Work instructions
Extract all lines that hold "difference" from the records below.

Entries provided
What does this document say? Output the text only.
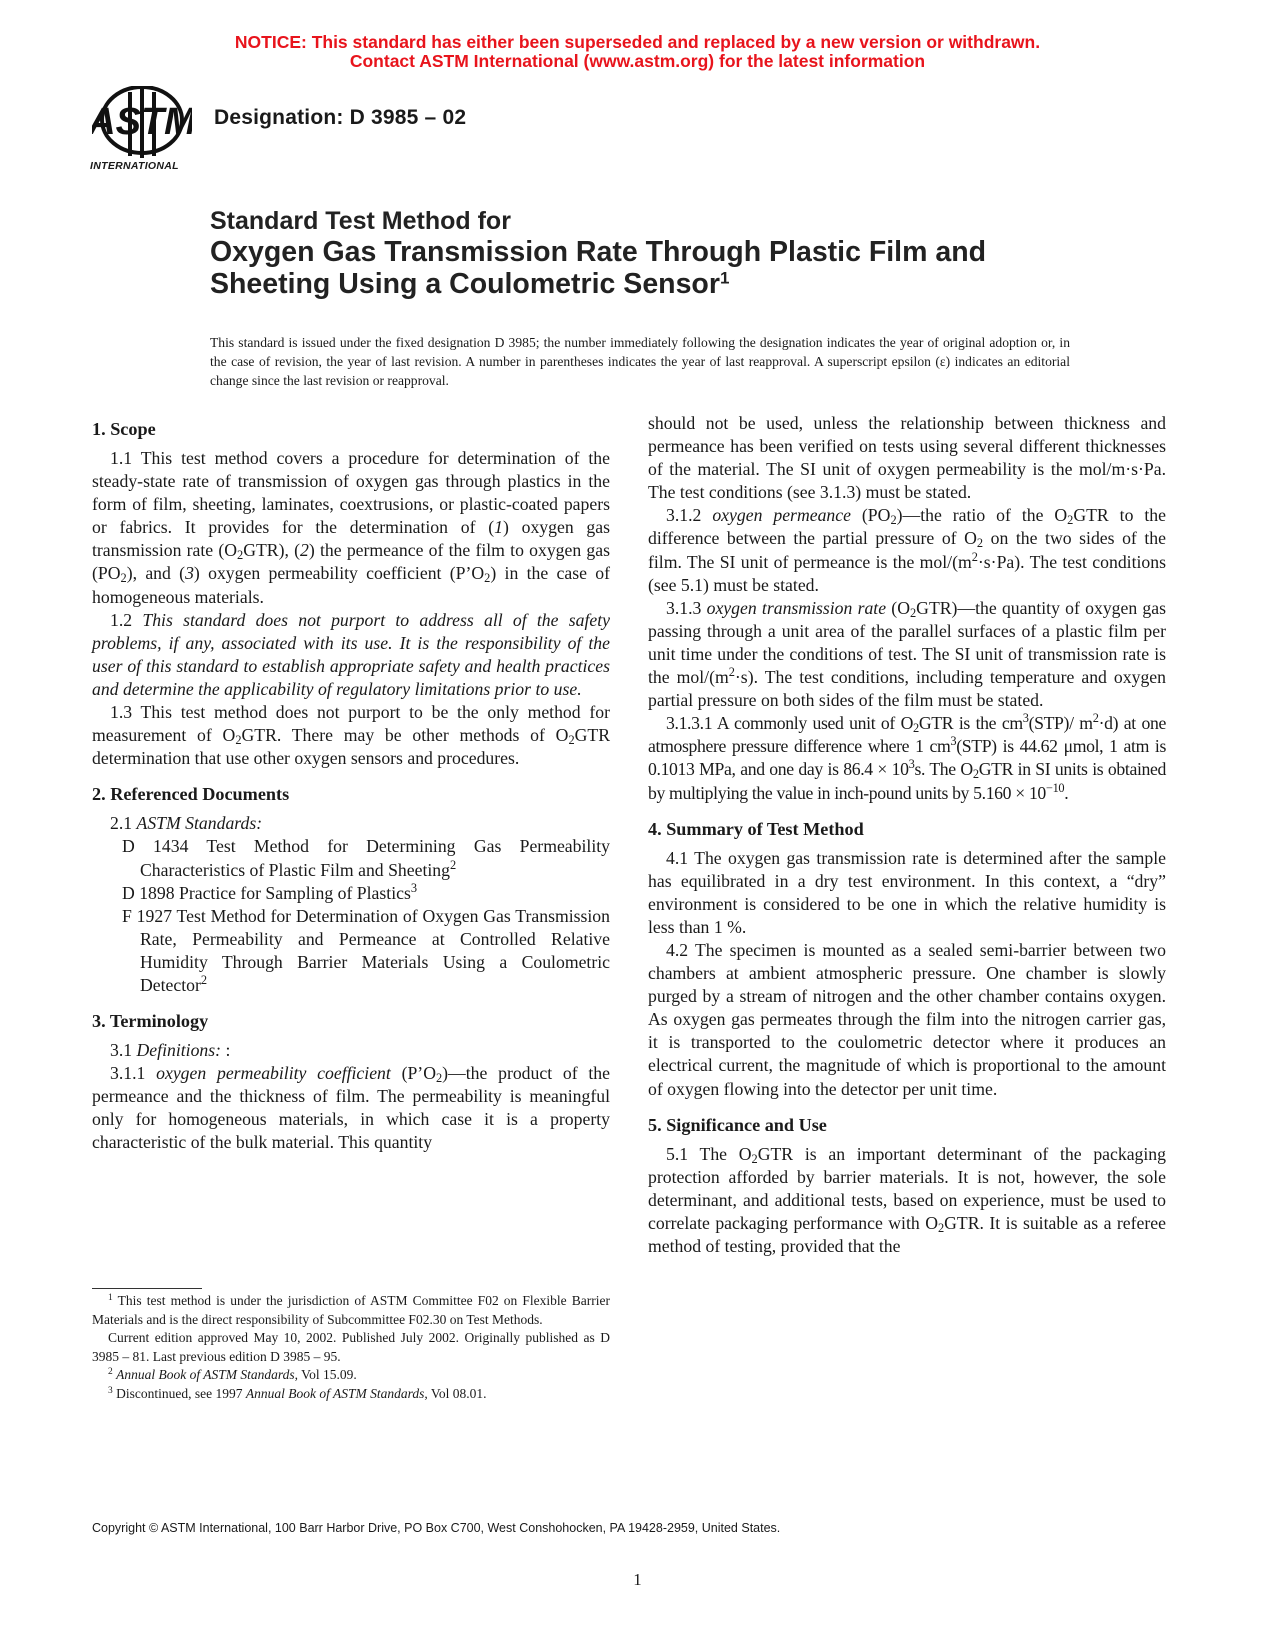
NOTICE: This standard has either been superseded and replaced by a new version or withdrawn.
Contact ASTM International (www.astm.org) for the latest information
ASTM
INTERNATIONAL
Designation: D 3985 – 02
Standard Test Method for
Oxygen Gas Transmission Rate Through Plastic Film and
Sheeting Using a Coulometric Sensor$^1$
This standard is issued under the fixed designation D 3985; the number immediately following the designation indicates the year of original adoption or, in the case of revision, the year of last revision. A number in parentheses indicates the year of last reapproval. A superscript epsilon (ε) indicates an editorial change since the last revision or reapproval.
1. Scope

1.1 This test method covers a procedure for determination of the steady-state rate of transmission of oxygen gas through plastics in the form of film, sheeting, laminates, coextrusions, or plastic-coated papers or fabrics. It provides for the determination of (1) oxygen gas transmission rate $(O_2GTR)$, (2) the permeance of the film to oxygen gas $(PO_2)$, and (3) oxygen permeability coefficient $(P’O_2)$ in the case of homogeneous materials.

1.2 This standard does not purport to address all of the safety problems, if any, associated with its use. It is the responsibility of the user of this standard to establish appropriate safety and health practices and determine the applicability of regulatory limitations prior to use.

1.3 This test method does not purport to be the only method for measurement of $O_2GTR$. There may be other methods of $O_2GTR$ determination that use other oxygen sensors and procedures.

2. Referenced Documents

2.1 ASTM Standards:

D 1434 Test Method for Determining Gas Permeability Characteristics of Plastic Film and Sheeting$^2$

D 1898 Practice for Sampling of Plastics$^3$

F 1927 Test Method for Determination of Oxygen Gas Transmission Rate, Permeability and Permeance at Controlled Relative Humidity Through Barrier Materials Using a Coulometric Detector$^2$

3. Terminology

3.1 Definitions: :

3.1.1 oxygen permeability coefficient $(P’O_2)—the$ product of the permeance and the thickness of film. The permeability is meaningful only for homogeneous materials, in which case it is a property characteristic of the bulk material. This quantity

$^1$ This test method is under the jurisdiction of ASTM Committee F02 on Flexible Barrier Materials and is the direct responsibility of Subcommittee F02.30 on Test Methods.

Current edition approved May 10, 2002. Published July 2002. Originally published as D 3985 – 81. Last previous edition D 3985 – 95.

$^2$ Annual Book of ASTM Standards, Vol 15.09.

$^3$ Discontinued, see 1997 Annual Book of ASTM Standards, Vol 08.01.

should not be used, unless the relationship between thickness and permeance has been verified on tests using several different thicknesses of the material. The SI unit of oxygen permeability is the mol/m·s·Pa. The test conditions (see 3.1.3) must be stated.

3.1.2 oxygen permeance $(PO_2)—the$ ratio of the $O_2GTR$ to the difference between the partial pressure of $O_2$ on the two sides of the film. The SI unit of permeance is the mol/$(m^2\cdot s\cdot Pa)$. The test conditions (see 5.1) must be stated.

3.1.3 oxygen transmission rate $(O_2GTR)—the$ quantity of oxygen gas passing through a unit area of the parallel surfaces of a plastic film per unit time under the conditions of test. The SI unit of transmission rate is the mol/$(m^2\cdot s)$. The test conditions, including temperature and oxygen partial pressure on both sides of the film must be stated.

3.1.3.1 A commonly used unit of $O_2GTR$ is the $cm^3(STP)/$ $m^2\cdot d$) at one atmosphere pressure difference where 1 $cm^3(STP)$ is 44.62 μmol, 1 atm is 0.1013 MPa, and one day is $86.4 \times 10^3s$. The $O_2GTR$ in SI units is obtained by multiplying the value in inch-pound units by $5.160 \times 10^{-10}$.

4. Summary of Test Method

4.1 The oxygen gas transmission rate is determined after the sample has equilibrated in a dry test environment. In this context, a “dry” environment is considered to be one in which the relative humidity is less than 1 %.

4.2 The specimen is mounted as a sealed semi-barrier between two chambers at ambient atmospheric pressure. One chamber is slowly purged by a stream of nitrogen and the other chamber contains oxygen. As oxygen gas permeates through the film into the nitrogen carrier gas, it is transported to the coulometric detector where it produces an electrical current, the magnitude of which is proportional to the amount of oxygen flowing into the detector per unit time.

5. Significance and Use

5.1 The $O_2GTR$ is an important determinant of the packaging protection afforded by barrier materials. It is not, however, the sole determinant, and additional tests, based on experience, must be used to correlate packaging performance with $O_2GTR$. It is suitable as a referee method of testing, provided that the

Copyright © ASTM International, 100 Barr Harbor Drive, PO Box C700, West Conshohocken, PA 19428-2959, United States.
1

The result
3.1.2 oxygen permeance $(PO_2)—the$ ratio of the $O_2GTR$ to the difference between the partial pressure of $O_2$ on the two sides of the film. The SI unit of permeance is the mol/$(m^2\cdot s\cdot Pa)$. The test conditions (see 5.1) must be stated.
3.1.3.1 A commonly used unit of $O_2GTR$ is the $cm^3(STP)/$ $m^2\cdot d$) at one atmosphere pressure difference where 1 $cm^3(STP)$ is 44.62 μmol, 1 atm is 0.1013 MPa, and one day is $86.4 \times 10^3s$. The $O_2GTR$ in SI units is obtained by multiplying the value in inch-pound units by $5.160 \times 10^{-10}$.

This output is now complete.